Exercise materials:
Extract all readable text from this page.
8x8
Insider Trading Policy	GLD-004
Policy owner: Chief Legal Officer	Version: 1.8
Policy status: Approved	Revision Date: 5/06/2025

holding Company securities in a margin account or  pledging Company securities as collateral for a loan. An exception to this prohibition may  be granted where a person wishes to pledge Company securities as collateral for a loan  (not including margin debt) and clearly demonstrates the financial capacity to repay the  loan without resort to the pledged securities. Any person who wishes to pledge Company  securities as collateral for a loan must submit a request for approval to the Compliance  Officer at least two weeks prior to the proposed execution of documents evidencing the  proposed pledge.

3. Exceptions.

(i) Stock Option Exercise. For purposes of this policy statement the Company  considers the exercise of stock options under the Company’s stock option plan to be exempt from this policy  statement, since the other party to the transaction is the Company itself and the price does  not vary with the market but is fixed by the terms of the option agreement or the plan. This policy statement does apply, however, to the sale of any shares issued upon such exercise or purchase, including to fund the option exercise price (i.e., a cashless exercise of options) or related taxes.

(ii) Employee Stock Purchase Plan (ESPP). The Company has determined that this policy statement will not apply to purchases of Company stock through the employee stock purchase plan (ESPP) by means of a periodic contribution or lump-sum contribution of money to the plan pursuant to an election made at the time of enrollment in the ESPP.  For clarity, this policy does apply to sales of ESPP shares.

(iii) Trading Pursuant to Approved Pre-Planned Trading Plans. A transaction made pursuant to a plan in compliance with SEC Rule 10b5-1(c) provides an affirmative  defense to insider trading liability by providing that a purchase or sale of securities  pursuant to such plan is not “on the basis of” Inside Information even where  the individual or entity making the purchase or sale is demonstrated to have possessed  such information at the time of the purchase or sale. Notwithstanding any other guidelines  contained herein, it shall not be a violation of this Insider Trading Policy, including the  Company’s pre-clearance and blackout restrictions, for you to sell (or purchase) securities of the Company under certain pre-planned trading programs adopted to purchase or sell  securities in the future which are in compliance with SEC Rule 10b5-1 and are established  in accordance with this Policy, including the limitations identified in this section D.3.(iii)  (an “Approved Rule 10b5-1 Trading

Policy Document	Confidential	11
...
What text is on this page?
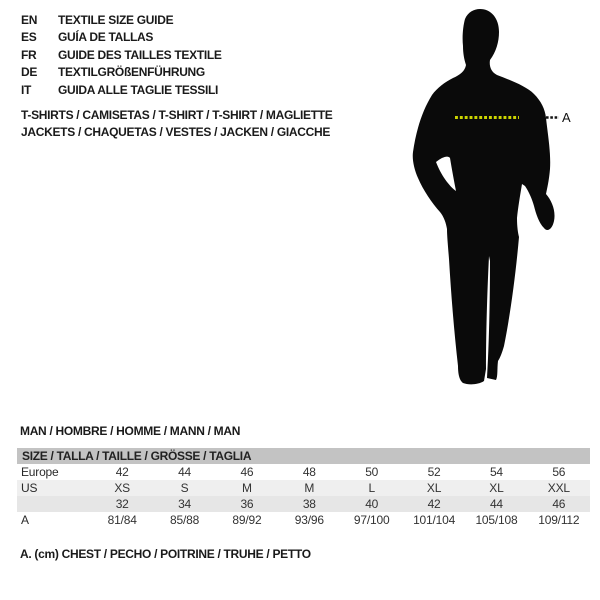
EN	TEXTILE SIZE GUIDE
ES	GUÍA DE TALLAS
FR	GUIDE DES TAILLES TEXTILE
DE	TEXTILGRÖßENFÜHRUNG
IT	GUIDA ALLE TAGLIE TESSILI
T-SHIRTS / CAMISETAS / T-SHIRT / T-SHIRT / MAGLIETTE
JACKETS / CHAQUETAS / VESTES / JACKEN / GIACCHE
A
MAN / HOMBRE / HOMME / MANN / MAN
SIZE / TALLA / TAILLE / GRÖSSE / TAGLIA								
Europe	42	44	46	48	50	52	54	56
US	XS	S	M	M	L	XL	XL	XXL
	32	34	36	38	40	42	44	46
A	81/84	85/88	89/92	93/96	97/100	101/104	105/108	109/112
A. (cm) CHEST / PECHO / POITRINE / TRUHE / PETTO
==
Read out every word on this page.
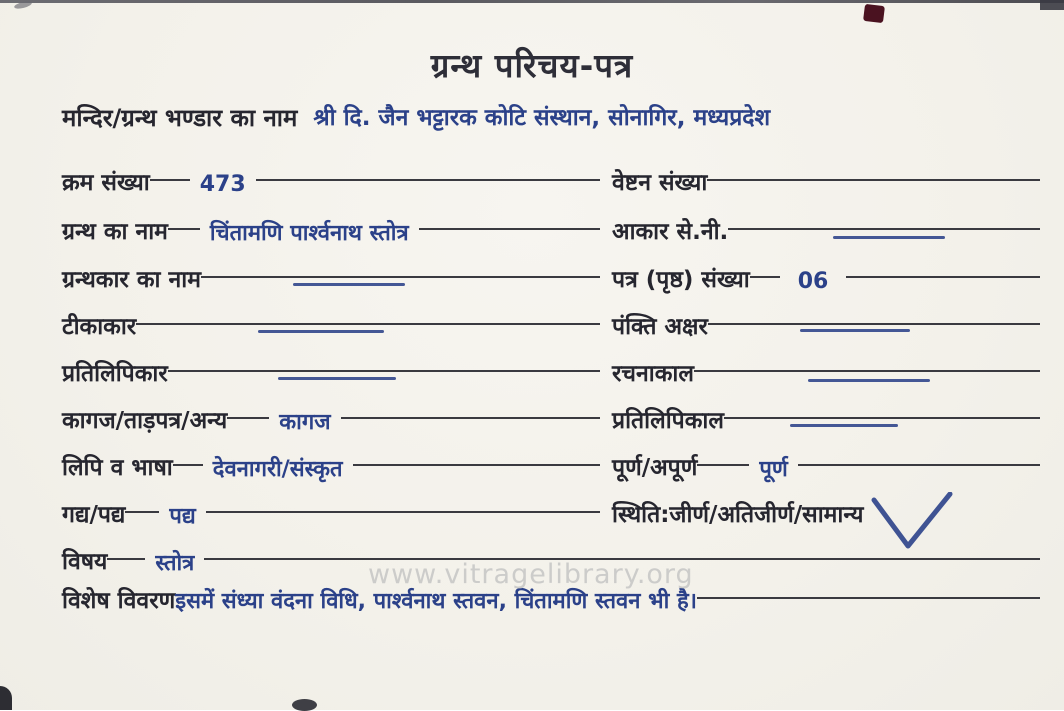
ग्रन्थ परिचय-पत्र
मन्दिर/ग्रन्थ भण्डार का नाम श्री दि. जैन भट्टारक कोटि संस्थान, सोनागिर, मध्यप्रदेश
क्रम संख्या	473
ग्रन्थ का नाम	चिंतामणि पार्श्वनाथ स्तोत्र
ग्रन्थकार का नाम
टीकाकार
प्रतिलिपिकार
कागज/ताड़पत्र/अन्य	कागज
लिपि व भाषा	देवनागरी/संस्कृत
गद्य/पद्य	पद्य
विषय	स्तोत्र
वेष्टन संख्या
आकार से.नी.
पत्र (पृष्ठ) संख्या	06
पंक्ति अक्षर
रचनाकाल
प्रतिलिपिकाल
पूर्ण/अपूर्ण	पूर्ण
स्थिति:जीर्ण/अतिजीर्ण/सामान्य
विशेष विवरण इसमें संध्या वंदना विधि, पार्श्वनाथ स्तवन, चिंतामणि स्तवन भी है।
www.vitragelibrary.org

Aim: Your answer should be a single number: the count of lines holding the word "TEXTILE".

Result for this exercise: 2